GIVEN TASK 1:
Recast the layout entries, from their first line through the line that contains "- checkbox[interactable]: [102, 326, 116, 340]", as a JSON list of strings with one string per line, leaving out blank lines.

** Start of PROVIDED TEXT **

What we encounter, then, in the formative period of the eighth, ninth, and tenth centuries, is a bifurcation in the perception of the Monstrous, reflecting doctrinal and epistemological undercurrents and controversies in Christian cultures of Europe, with marked regional differences, especially between Nordic and Latin. One tradition, common in the south and east of the continent and descended from the thoughts of Augustine, reaching an apogee in Isidore, holds up monsters as revelations or as integral parts of God’s purpose. This revelatory biblical tradition continues—at least in the sense of ascribing an allegorical or metaphorical role to monsters. This is especially true of the Liber Monstrorum, which seems to accept monsters as divinely ordained or in some inscrutable way God’s means of instructing about sin, evil, and righteousness. The writings in this tradition are mainly in Latin, produced by clerics, theologians, and holy men, and retain some of the ancient theories about monstrosity as a portent.
In addition, there is a sense in which this Latin tradition minimizes the opposition between humans and monsters, humanizing the latter, as it were. The difference between monsters and humans—if monsters were, as the biblical tradition would seem to indicate, descended from “one protoplasm” of Adam’s stock—was not so much one of kind as one of degree (D. White 1991: 194). All this leads to what may be called an ecumenical view of monsters: they are pitiful beings, worthy of sympathy, understanding, and rehabilitation. They are our evil twins, yes, but still our kin.

** End of PROVIDED TEXT **
** Start of INFORMATION SUPPLIED **

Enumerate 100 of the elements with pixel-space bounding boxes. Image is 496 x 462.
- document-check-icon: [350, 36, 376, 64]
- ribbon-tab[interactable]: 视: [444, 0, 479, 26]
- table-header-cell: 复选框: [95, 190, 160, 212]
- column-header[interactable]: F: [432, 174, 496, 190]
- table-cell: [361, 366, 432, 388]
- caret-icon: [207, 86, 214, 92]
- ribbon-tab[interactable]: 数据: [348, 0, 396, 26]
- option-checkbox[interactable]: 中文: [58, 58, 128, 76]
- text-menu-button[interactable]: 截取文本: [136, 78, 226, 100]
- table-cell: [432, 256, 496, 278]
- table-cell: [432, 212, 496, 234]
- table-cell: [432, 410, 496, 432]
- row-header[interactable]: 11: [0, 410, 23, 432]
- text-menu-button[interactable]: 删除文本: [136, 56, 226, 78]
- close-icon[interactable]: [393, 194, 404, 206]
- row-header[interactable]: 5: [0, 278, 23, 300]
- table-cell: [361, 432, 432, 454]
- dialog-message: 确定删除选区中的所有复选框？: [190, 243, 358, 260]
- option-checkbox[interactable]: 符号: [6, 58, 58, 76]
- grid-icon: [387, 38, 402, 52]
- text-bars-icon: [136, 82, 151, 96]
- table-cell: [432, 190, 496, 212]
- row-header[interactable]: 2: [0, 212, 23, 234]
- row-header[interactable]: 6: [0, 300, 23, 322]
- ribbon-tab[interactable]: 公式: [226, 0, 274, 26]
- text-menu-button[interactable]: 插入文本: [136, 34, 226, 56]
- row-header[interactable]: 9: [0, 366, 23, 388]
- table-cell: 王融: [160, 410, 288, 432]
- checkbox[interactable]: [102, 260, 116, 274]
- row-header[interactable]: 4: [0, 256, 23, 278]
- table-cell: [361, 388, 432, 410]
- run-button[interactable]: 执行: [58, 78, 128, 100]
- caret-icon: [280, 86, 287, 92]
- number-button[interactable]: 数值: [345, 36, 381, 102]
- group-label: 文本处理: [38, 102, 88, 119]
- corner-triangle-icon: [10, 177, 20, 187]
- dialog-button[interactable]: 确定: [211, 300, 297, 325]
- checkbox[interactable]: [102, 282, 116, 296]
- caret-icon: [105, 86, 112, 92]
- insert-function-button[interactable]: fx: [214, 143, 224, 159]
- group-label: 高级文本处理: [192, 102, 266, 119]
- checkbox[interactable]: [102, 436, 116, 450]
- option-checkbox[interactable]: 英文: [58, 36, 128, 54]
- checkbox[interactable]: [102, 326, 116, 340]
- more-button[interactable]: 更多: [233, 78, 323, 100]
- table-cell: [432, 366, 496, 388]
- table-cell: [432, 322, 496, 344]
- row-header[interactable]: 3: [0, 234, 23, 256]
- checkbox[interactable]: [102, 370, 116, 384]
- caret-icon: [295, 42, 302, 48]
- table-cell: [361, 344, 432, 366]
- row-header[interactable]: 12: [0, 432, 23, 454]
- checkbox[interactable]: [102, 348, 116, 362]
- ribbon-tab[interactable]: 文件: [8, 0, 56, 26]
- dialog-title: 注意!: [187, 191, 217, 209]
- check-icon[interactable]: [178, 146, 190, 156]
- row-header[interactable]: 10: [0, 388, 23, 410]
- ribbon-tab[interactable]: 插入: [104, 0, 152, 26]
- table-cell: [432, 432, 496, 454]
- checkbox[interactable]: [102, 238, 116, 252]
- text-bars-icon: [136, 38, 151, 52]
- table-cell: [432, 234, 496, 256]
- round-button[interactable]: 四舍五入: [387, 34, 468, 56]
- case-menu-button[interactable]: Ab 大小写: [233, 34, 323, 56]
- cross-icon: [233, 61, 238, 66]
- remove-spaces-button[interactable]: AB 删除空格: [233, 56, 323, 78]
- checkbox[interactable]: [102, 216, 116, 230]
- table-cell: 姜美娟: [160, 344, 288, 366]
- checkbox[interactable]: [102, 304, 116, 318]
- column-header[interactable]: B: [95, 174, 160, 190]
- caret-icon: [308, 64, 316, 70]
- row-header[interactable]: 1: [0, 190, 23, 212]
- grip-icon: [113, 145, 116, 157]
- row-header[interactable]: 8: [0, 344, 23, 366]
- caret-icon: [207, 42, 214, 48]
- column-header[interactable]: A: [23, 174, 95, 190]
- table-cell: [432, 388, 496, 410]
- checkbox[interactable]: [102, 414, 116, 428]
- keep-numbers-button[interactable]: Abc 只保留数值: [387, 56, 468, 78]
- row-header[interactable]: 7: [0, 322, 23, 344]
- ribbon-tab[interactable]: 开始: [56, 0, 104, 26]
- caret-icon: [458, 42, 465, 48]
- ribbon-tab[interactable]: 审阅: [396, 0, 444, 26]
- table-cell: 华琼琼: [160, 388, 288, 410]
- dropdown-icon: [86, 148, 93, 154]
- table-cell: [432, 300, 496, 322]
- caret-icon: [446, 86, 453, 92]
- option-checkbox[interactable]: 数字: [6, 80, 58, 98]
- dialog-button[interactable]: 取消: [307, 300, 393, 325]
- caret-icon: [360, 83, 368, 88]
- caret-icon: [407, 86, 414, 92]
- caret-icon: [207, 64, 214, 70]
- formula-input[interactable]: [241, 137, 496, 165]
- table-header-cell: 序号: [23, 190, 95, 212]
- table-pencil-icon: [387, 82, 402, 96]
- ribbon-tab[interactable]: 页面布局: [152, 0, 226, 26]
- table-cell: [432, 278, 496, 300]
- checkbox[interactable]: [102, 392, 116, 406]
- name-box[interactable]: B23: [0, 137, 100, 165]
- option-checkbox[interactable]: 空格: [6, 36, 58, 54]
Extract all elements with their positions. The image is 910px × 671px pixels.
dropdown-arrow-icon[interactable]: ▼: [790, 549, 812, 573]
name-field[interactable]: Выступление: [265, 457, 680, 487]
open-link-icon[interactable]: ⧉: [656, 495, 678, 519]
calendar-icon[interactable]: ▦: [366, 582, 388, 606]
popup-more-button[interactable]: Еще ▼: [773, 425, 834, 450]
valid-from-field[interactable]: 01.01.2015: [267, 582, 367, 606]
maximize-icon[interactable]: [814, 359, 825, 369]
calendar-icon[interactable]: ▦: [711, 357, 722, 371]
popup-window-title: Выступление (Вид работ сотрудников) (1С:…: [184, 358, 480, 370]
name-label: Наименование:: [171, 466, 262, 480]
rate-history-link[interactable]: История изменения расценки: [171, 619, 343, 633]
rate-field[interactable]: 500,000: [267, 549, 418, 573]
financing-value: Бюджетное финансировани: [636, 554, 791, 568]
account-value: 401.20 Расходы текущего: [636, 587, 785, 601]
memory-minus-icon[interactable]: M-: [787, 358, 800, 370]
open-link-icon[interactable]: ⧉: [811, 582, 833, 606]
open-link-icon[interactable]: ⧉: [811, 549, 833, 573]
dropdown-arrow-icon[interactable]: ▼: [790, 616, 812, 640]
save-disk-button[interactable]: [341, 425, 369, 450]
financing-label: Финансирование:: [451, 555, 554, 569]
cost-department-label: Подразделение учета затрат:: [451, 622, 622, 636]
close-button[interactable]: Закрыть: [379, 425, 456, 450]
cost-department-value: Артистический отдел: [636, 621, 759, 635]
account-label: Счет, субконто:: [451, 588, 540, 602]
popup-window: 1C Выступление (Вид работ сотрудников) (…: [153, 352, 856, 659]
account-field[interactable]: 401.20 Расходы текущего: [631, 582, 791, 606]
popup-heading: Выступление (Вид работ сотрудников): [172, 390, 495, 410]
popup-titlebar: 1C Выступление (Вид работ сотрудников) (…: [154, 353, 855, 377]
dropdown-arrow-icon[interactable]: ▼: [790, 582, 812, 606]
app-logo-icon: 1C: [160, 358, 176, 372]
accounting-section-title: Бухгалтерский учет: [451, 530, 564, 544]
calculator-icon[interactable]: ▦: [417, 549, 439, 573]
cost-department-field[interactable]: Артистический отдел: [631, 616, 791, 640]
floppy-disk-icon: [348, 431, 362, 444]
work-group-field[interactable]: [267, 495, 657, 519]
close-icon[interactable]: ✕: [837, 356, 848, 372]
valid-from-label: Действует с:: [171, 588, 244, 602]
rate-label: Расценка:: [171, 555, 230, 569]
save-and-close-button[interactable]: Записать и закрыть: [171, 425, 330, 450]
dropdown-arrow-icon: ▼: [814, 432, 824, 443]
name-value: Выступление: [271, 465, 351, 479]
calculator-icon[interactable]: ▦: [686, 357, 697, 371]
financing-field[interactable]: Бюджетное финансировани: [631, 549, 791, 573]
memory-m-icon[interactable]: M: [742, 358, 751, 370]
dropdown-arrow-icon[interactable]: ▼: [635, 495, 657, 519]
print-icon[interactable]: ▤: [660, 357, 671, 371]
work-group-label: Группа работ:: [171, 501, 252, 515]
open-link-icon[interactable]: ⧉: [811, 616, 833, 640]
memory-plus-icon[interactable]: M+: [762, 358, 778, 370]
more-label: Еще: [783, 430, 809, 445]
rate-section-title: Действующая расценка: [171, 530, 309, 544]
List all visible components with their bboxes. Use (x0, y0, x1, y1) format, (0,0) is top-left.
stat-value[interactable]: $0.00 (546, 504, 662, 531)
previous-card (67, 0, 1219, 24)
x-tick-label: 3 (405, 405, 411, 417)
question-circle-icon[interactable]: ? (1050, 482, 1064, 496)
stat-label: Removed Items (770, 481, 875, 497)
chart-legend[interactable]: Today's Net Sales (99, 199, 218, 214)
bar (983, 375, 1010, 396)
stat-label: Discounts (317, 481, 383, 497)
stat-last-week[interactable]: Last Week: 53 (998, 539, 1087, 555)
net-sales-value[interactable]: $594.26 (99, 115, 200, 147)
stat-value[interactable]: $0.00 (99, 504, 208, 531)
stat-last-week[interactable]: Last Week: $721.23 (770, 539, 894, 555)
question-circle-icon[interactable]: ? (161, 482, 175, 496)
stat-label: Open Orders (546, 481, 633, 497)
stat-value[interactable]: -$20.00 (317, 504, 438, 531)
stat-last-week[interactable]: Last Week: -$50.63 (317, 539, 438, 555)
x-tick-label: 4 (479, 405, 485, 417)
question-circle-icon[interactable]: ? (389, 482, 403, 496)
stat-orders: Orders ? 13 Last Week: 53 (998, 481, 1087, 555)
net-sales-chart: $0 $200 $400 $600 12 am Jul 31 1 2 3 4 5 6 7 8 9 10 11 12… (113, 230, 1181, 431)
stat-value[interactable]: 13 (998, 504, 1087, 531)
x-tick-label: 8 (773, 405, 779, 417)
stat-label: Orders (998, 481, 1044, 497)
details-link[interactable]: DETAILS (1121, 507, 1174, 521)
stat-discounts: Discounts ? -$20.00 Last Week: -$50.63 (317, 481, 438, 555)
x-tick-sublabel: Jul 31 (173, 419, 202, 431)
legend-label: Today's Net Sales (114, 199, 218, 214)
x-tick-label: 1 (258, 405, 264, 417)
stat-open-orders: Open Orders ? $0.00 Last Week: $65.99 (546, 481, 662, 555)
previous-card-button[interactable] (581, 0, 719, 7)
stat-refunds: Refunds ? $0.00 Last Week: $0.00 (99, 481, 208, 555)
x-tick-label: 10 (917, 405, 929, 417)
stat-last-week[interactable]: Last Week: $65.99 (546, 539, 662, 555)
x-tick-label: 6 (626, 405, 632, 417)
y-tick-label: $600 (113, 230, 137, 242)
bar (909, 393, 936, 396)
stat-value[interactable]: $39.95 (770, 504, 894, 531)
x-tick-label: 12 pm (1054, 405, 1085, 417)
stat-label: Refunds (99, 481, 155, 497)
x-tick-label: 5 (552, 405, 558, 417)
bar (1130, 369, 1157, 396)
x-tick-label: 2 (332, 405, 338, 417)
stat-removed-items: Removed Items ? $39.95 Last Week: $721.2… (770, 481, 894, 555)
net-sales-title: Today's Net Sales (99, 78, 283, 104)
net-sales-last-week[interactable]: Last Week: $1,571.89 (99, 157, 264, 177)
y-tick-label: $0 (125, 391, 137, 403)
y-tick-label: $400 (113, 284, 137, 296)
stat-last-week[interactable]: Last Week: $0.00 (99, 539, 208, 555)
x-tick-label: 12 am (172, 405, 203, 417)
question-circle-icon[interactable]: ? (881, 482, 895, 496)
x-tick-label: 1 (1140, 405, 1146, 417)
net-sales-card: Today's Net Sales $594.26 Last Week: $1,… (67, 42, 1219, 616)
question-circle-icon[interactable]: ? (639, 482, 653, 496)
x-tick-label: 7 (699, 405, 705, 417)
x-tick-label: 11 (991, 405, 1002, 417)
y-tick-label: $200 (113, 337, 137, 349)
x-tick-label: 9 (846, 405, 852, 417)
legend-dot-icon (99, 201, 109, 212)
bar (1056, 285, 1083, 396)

** End of INFORMATION SUPPLIED **

GIVEN TASK 2:
Translate this sentence from the passage on medieval views of monsters into French: "They are our evil twins, yes, but still our kin."

RESULT 1:
[
  "Enumerate 100 of the elements with pixel-space bounding boxes. Image is 496 x 462.",
  "- document-check-icon: [350, 36, 376, 64]",
  "- ribbon-tab[interactable]: 视: [444, 0, 479, 26]",
  "- table-header-cell: 复选框: [95, 190, 160, 212]",
  "- column-header[interactable]: F: [432, 174, 496, 190]",
  "- table-cell: [361, 366, 432, 388]",
  "- caret-icon: [207, 86, 214, 92]",
  "- ribbon-tab[interactable]: 数据: [348, 0, 396, 26]",
  "- option-checkbox[interactable]: 中文: [58, 58, 128, 76]",
  "- text-menu-button[interactable]: 截取文本: [136, 78, 226, 100]",
  "- table-cell: [432, 256, 496, 278]",
  "- table-cell: [432, 212, 496, 234]",
  "- table-cell: [432, 410, 496, 432]",
  "- row-header[interactable]: 11: [0, 410, 23, 432]",
  "- text-menu-button[interactable]: 删除文本: [136, 56, 226, 78]",
  "- close-icon[interactable]: [393, 194, 404, 206]",
  "- row-header[interactable]: 5: [0, 278, 23, 300]",
  "- table-cell: [361, 432, 432, 454]",
  "- dialog-message: 确定删除选区中的所有复选框？: [190, 243, 358, 260]",
  "- option-checkbox[interactable]: 符号: [6, 58, 58, 76]",
  "- grid-icon: [387, 38, 402, 52]",
  "- text-bars-icon: [136, 82, 151, 96]",
  "- table-cell: [432, 190, 496, 212]",
  "- row-header[interactable]: 2: [0, 212, 23, 234]",
  "- row-header[interactable]: 6: [0, 300, 23, 322]",
  "- ribbon-tab[interactable]: 公式: [226, 0, 274, 26]",
  "- text-menu-button[interactable]: 插入文本: [136, 34, 226, 56]",
  "- row-header[interactable]: 9: [0, 366, 23, 388]",
  "- table-cell: 王融: [160, 410, 288, 432]",
  "- checkbox[interactable]: [102, 260, 116, 274]",
  "- row-header[interactable]: 4: [0, 256, 23, 278]",
  "- table-cell: [361, 388, 432, 410]",
  "- run-button[interactable]: 执行: [58, 78, 128, 100]",
  "- caret-icon: [280, 86, 287, 92]",
  "- number-button[interactable]: 数值: [345, 36, 381, 102]",
  "- group-label: 文本处理: [38, 102, 88, 119]",
  "- corner-triangle-icon: [10, 177, 20, 187]",
  "- dialog-button[interactable]: 确定: [211, 300, 297, 325]",
  "- checkbox[interactable]: [102, 282, 116, 296]",
  "- caret-icon: [105, 86, 112, 92]",
  "- insert-function-button[interactable]: fx: [214, 143, 224, 159]",
  "- group-label: 高级文本处理: [192, 102, 266, 119]",
  "- checkbox[interactable]: [102, 436, 116, 450]",
  "- option-checkbox[interactable]: 英文: [58, 36, 128, 54]",
  "- checkbox[interactable]: [102, 326, 116, 340]"
]

RESULT 2:
Ce sont nos jumeaux maléfiques, oui, mais ils restent des nôtres.